For every line in the data below that contains "this", copy the line.

┌─ Records for the exercise

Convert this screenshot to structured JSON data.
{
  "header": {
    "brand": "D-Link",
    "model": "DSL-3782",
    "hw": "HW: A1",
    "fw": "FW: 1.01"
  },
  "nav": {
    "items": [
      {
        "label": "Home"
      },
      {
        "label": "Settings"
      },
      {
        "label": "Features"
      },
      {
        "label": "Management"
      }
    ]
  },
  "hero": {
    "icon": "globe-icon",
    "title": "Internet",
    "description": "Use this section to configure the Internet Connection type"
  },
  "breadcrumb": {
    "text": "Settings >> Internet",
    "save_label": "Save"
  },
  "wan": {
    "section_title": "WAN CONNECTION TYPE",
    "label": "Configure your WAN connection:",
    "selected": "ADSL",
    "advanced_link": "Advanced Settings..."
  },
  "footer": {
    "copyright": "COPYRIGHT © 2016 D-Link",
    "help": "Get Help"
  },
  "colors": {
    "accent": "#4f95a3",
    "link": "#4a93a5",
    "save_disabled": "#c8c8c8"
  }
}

└─

Complete response:
Convert this screenshot to structured JSON data.
    "description": "Use this section to configure the Internet Connection type"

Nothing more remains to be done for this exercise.